## Task to complete
Read the lines below. Copy out any that hold the string "have".

________________________

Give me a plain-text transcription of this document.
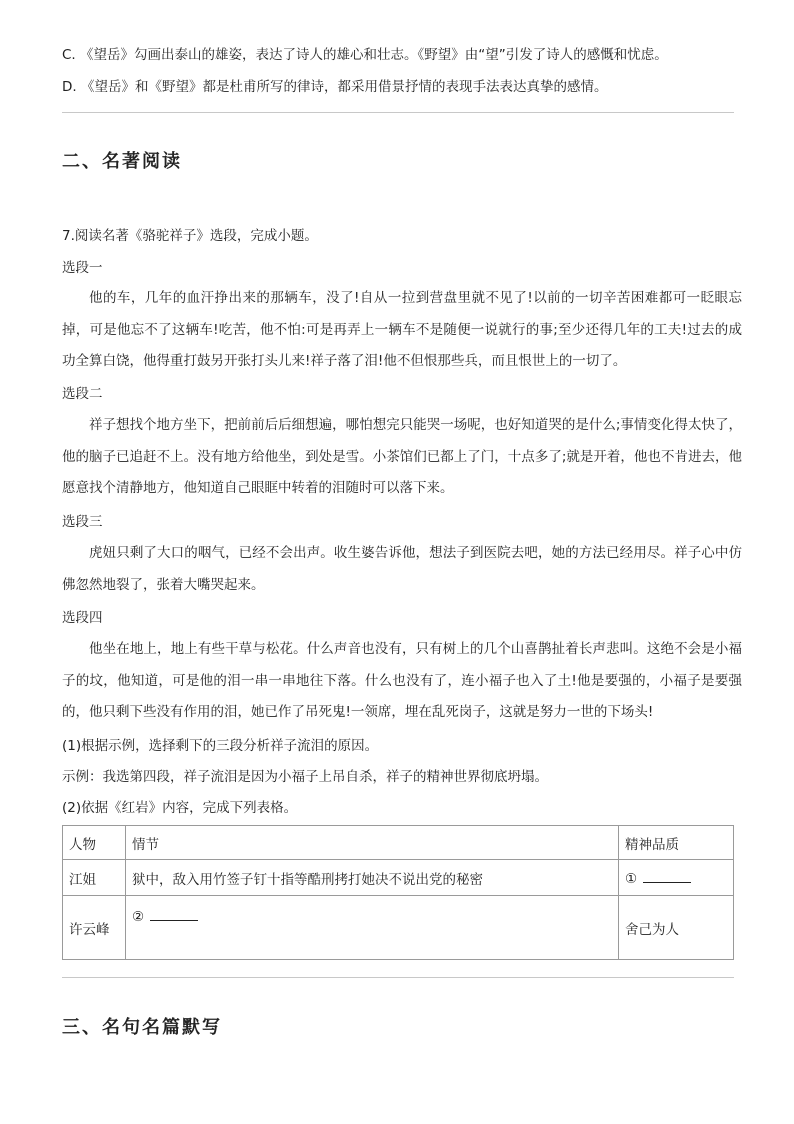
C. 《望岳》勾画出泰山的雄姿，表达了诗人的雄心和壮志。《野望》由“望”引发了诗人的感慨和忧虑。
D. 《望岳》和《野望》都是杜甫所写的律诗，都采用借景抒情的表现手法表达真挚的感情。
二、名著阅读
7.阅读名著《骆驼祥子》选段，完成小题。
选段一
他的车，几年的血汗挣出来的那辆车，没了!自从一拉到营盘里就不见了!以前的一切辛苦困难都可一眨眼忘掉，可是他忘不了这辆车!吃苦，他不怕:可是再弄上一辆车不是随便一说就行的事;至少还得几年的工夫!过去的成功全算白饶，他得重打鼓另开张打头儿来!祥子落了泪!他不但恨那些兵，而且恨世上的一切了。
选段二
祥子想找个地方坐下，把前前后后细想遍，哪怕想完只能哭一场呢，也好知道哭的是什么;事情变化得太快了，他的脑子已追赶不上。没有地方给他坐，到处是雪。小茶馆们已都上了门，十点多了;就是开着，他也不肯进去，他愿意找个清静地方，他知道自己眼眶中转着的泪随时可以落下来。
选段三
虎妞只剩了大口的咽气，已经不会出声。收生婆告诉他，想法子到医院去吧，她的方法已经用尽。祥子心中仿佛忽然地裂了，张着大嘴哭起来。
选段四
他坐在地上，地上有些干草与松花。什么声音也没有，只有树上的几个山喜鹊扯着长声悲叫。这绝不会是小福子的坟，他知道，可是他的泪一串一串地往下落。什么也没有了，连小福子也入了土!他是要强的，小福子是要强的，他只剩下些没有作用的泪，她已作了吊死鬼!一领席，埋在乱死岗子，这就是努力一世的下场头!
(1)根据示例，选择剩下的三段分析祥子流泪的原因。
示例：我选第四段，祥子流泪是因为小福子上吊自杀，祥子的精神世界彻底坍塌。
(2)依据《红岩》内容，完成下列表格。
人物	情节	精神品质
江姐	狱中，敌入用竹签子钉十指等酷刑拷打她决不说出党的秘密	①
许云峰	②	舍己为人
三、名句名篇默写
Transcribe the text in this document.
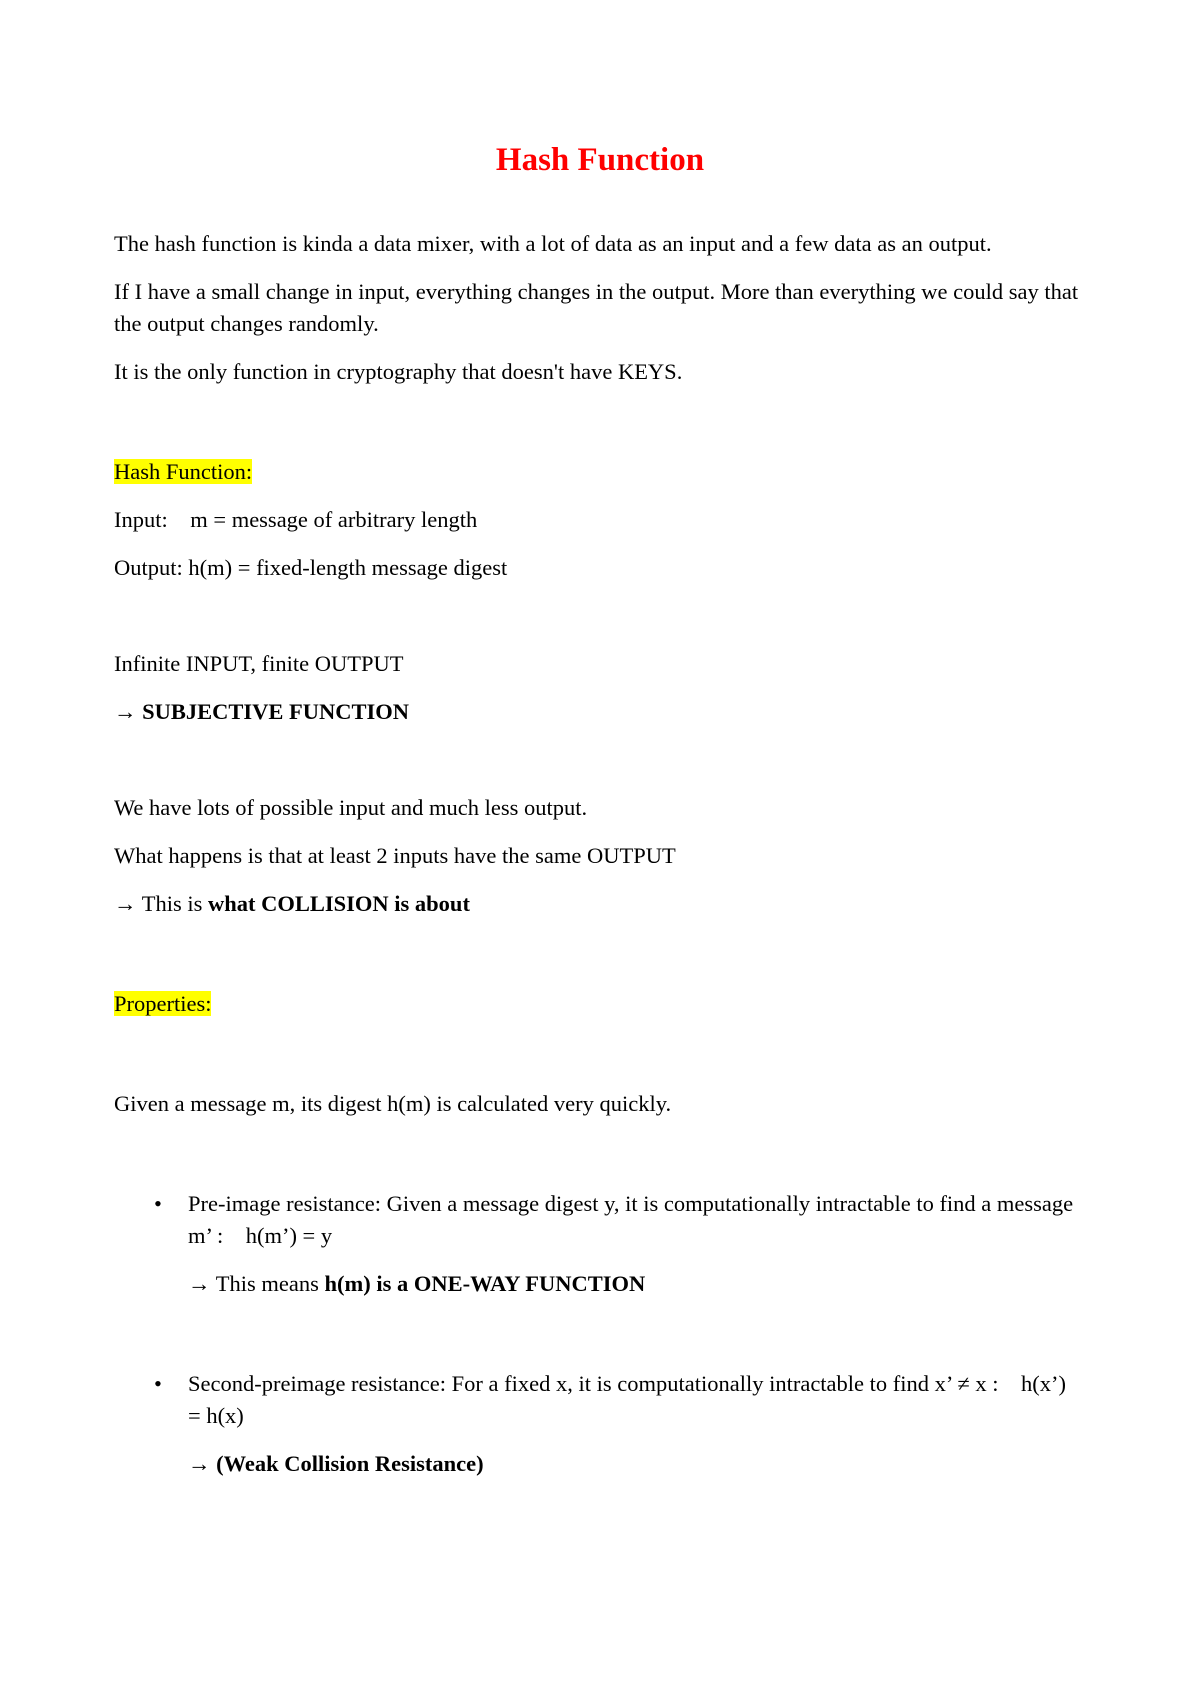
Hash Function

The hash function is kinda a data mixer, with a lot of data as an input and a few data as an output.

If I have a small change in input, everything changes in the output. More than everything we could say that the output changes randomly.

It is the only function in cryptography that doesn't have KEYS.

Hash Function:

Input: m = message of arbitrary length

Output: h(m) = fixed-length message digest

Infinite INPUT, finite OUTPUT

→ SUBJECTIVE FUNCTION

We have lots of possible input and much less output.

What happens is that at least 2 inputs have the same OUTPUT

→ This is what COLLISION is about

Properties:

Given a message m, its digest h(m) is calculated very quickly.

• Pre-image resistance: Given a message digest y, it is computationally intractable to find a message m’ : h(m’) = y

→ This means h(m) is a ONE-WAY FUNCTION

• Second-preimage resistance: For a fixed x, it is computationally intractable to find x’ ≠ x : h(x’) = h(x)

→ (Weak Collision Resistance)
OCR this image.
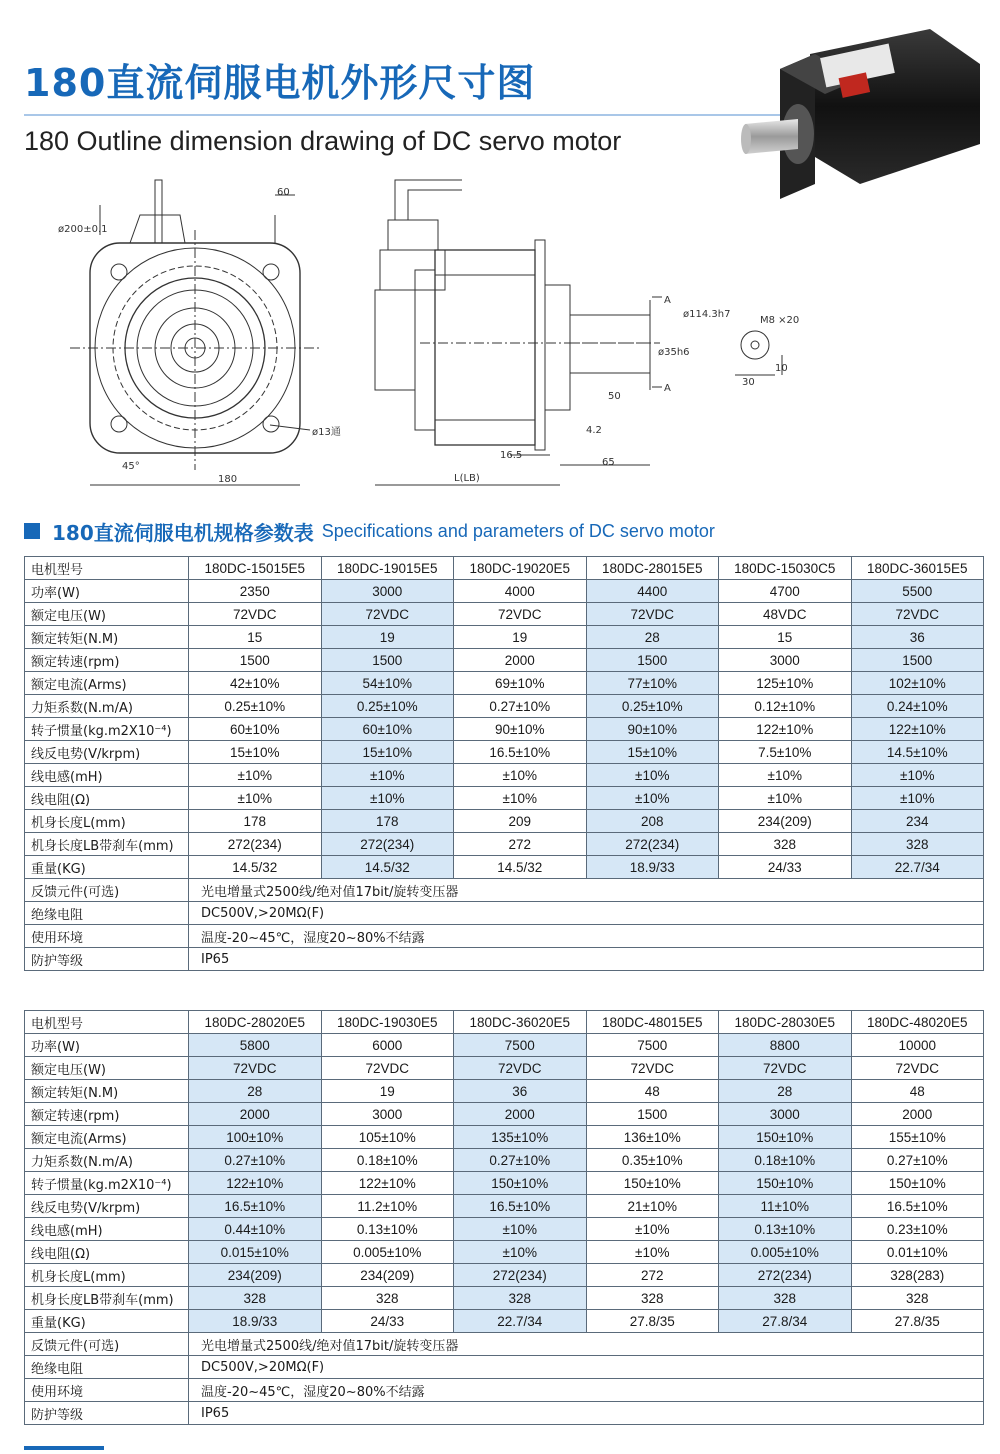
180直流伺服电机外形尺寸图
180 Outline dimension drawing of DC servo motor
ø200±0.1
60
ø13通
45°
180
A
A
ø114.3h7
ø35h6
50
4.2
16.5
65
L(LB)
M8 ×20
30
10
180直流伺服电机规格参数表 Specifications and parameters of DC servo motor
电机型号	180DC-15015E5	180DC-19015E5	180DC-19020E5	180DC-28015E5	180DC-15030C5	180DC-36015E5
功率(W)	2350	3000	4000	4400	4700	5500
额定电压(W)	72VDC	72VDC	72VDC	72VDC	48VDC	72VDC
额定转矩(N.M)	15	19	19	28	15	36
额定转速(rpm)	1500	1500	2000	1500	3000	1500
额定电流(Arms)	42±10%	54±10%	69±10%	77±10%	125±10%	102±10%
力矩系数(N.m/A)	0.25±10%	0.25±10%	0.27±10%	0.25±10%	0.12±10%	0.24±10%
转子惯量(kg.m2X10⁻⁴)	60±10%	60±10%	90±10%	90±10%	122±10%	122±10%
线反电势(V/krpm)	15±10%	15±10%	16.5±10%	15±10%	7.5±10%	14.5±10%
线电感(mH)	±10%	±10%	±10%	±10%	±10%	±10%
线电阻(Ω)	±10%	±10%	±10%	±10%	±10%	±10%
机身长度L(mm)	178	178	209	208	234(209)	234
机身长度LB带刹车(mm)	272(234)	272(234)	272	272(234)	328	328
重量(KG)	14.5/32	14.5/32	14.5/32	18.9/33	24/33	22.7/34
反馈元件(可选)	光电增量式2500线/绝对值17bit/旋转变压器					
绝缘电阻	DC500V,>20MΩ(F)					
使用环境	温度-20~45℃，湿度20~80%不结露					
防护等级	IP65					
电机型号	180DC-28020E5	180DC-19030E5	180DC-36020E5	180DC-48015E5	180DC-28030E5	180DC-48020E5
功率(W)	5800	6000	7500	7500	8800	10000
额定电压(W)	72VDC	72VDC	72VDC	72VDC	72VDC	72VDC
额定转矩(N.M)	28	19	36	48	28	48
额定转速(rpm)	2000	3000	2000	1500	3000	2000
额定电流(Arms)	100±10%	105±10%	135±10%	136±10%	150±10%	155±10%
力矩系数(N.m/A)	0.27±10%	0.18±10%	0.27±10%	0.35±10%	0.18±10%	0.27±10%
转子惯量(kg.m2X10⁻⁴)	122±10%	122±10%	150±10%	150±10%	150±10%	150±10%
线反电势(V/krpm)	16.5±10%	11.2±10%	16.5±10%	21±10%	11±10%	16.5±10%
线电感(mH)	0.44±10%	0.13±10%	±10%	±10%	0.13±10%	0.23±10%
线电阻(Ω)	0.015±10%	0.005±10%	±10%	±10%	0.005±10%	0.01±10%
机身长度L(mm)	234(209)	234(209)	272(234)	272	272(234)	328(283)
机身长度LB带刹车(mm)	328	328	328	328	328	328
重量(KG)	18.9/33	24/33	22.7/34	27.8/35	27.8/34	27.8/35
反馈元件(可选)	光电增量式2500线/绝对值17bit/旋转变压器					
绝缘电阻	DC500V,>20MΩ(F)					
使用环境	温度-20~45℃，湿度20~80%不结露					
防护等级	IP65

________________________

## Reply to the task
If I have a small change in input, everything changes in the output. More than everything we could say that the output changes randomly.
It is the only function in cryptography that doesn't have KEYS.
We have lots of possible input and much less output.
What happens is that at least 2 inputs have the same OUTPUT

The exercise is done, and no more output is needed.